** start of EXTRACTED INFORMATION **
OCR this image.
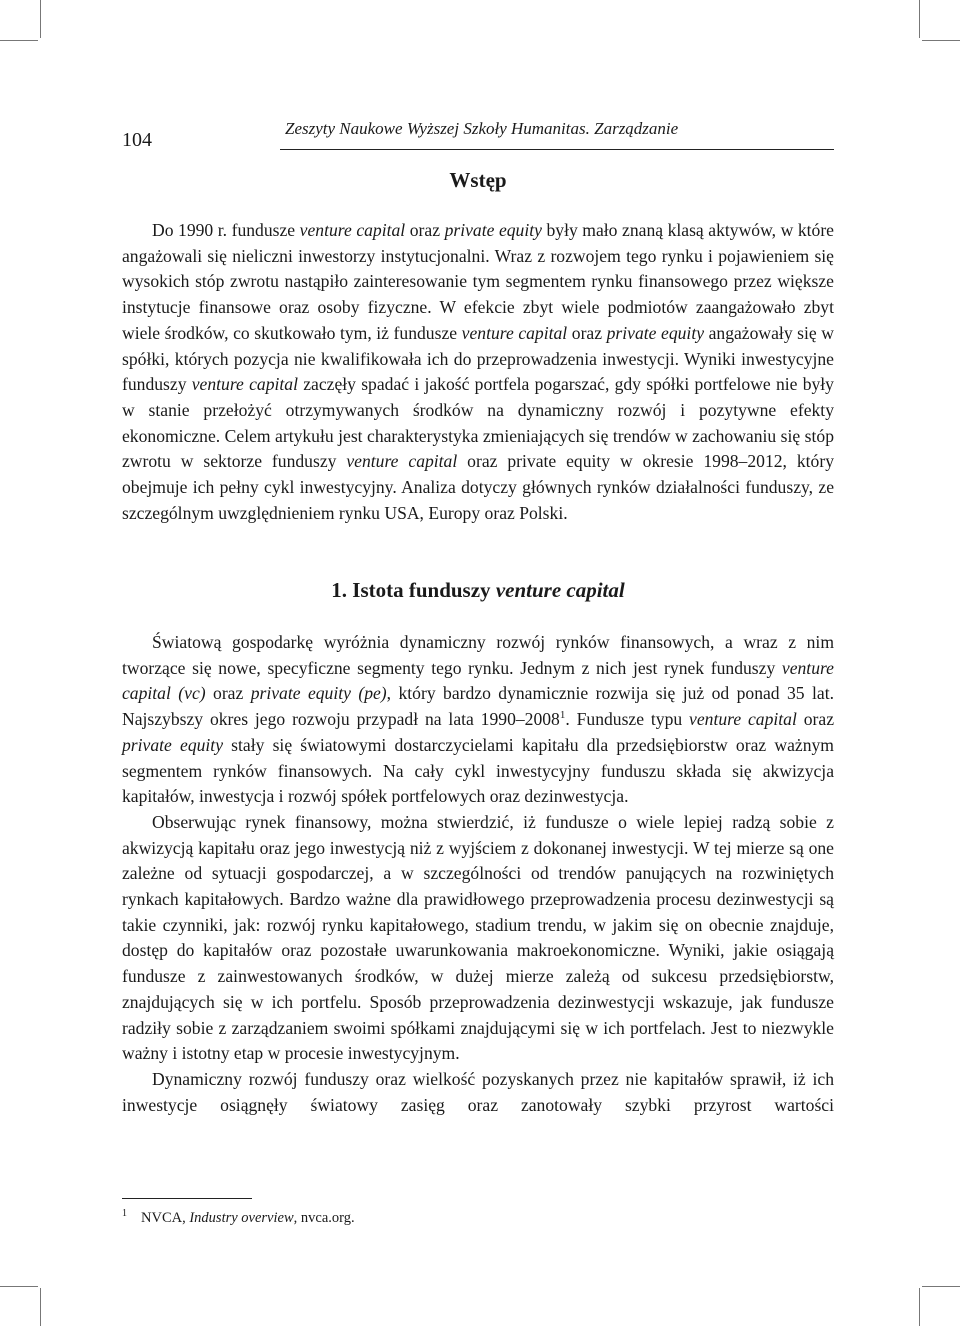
104
Zeszyty Naukowe Wyższej Szkoły Humanitas. Zarządzanie
Wstęp

Do 1990 r. fundusze venture capital oraz private equity były mało znaną klasą aktywów, w które angażowali się nieliczni inwestorzy instytucjonalni. Wraz z rozwojem tego rynku i pojawieniem się wysokich stóp zwrotu nastąpiło zainteresowanie tym segmentem rynku finansowego przez większe instytucje finansowe oraz osoby fizyczne. W efekcie zbyt wiele podmiotów zaangażowało zbyt wiele środków, co skutkowało tym, iż fundusze venture capital oraz private equity angażowały się w spółki, których pozycja nie kwalifikowała ich do przeprowadzenia inwestycji. Wyniki inwestycyjne funduszy venture capital zaczęły spadać i jakość portfela pogarszać, gdy spółki portfelowe nie były w stanie przełożyć otrzymywanych środków na dynamiczny rozwój i pozytywne efekty ekonomiczne. Celem artykułu jest charakterystyka zmieniających się trendów w zachowaniu się stóp zwrotu w sektorze funduszy venture capital oraz private equity w okresie 1998–2012, który obejmuje ich pełny cykl inwestycyjny. Analiza dotyczy głównych rynków działalności funduszy, ze szczególnym uwzględnieniem rynku USA, Europy oraz Polski.

1. Istota funduszy venture capital

Światową gospodarkę wyróżnia dynamiczny rozwój rynków finansowych, a wraz z nim tworzące się nowe, specyficzne segmenty tego rynku. Jednym z nich jest rynek funduszy venture capital (vc) oraz private equity (pe), który bardzo dynamicznie rozwija się już od ponad 35 lat. Najszybszy okres jego rozwoju przypadł na lata 1990–2008$^1$. Fundusze typu venture capital oraz private equity stały się światowymi dostarczycielami kapitału dla przedsiębiorstw oraz ważnym segmentem rynków finansowych. Na cały cykl inwestycyjny funduszu składa się akwizycja kapitałów, inwestycja i rozwój spółek portfelowych oraz dezinwestycja.

Obserwując rynek finansowy, można stwierdzić, iż fundusze o wiele lepiej radzą sobie z akwizycją kapitału oraz jego inwestycją niż z wyjściem z dokonanej inwestycji. W tej mierze są one zależne od sytuacji gospodarczej, a w szczególności od trendów panujących na rozwiniętych rynkach kapitałowych. Bardzo ważne dla prawidłowego przeprowadzenia procesu dezinwestycji są takie czynniki, jak: rozwój rynku kapitałowego, stadium trendu, w jakim się on obecnie znajduje, dostęp do kapitałów oraz pozostałe uwarunkowania makroekonomiczne. Wyniki, jakie osiągają fundusze z zainwestowanych środków, w dużej mierze zależą od sukcesu przedsiębiorstw, znajdujących się w ich portfelu. Sposób przeprowadzenia dezinwestycji wskazuje, jak fundusze radziły sobie z zarządzaniem swoimi spółkami znajdującymi się w ich portfelach. Jest to niezwykle ważny i istotny etap w procesie inwestycyjnym.

Dynamiczny rozwój funduszy oraz wielkość pozyskanych przez nie kapitałów sprawił, iż ich inwestycje osiągnęły światowy zasięg oraz zanotowały szybki przyrost wartości

$^1$ NVCA, Industry overview, nvca.org.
** end of EXTRACTED INFORMATION **
THE PROBLEM >> Copy the listing word for word, excluding its pictures.

EXPECTED ANSWER >>
OCR this image.
104
Zeszyty Naukowe Wyższej Szkoły Humanitas. Zarządzanie
Wstęp

Do 1990 r. fundusze venture capital oraz private equity były mało znaną klasą aktywów, w które angażowali się nieliczni inwestorzy instytucjonalni. Wraz z rozwojem tego rynku i pojawieniem się wysokich stóp zwrotu nastąpiło zainteresowanie tym segmentem rynku finansowego przez większe instytucje finansowe oraz osoby fizyczne. W efekcie zbyt wiele podmiotów zaangażowało zbyt wiele środków, co skutkowało tym, iż fundusze venture capital oraz private equity angażowały się w spółki, których pozycja nie kwalifikowała ich do przeprowadzenia inwestycji. Wyniki inwestycyjne funduszy venture capital zaczęły spadać i jakość portfela pogarszać, gdy spółki portfelowe nie były w stanie przełożyć otrzymywanych środków na dynamiczny rozwój i pozytywne efekty ekonomiczne. Celem artykułu jest charakterystyka zmieniających się trendów w zachowaniu się stóp zwrotu w sektorze funduszy venture capital oraz private equity w okresie 1998–2012, który obejmuje ich pełny cykl inwestycyjny. Analiza dotyczy głównych rynków działalności funduszy, ze szczególnym uwzględnieniem rynku USA, Europy oraz Polski.

1. Istota funduszy venture capital

Światową gospodarkę wyróżnia dynamiczny rozwój rynków finansowych, a wraz z nim tworzące się nowe, specyficzne segmenty tego rynku. Jednym z nich jest rynek funduszy venture capital (vc) oraz private equity (pe), który bardzo dynamicznie rozwija się już od ponad 35 lat. Najszybszy okres jego rozwoju przypadł na lata 1990–2008$^1$. Fundusze typu venture capital oraz private equity stały się światowymi dostarczycielami kapitału dla przedsiębiorstw oraz ważnym segmentem rynków finansowych. Na cały cykl inwestycyjny funduszu składa się akwizycja kapitałów, inwestycja i rozwój spółek portfelowych oraz dezinwestycja.

Obserwując rynek finansowy, można stwierdzić, iż fundusze o wiele lepiej radzą sobie z akwizycją kapitału oraz jego inwestycją niż z wyjściem z dokonanej inwestycji. W tej mierze są one zależne od sytuacji gospodarczej, a w szczególności od trendów panujących na rozwiniętych rynkach kapitałowych. Bardzo ważne dla prawidłowego przeprowadzenia procesu dezinwestycji są takie czynniki, jak: rozwój rynku kapitałowego, stadium trendu, w jakim się on obecnie znajduje, dostęp do kapitałów oraz pozostałe uwarunkowania makroekonomiczne. Wyniki, jakie osiągają fundusze z zainwestowanych środków, w dużej mierze zależą od sukcesu przedsiębiorstw, znajdujących się w ich portfelu. Sposób przeprowadzenia dezinwestycji wskazuje, jak fundusze radziły sobie z zarządzaniem swoimi spółkami znajdującymi się w ich portfelach. Jest to niezwykle ważny i istotny etap w procesie inwestycyjnym.

Dynamiczny rozwój funduszy oraz wielkość pozyskanych przez nie kapitałów sprawił, iż ich inwestycje osiągnęły światowy zasięg oraz zanotowały szybki przyrost wartości

$^1$ NVCA, Industry overview, nvca.org.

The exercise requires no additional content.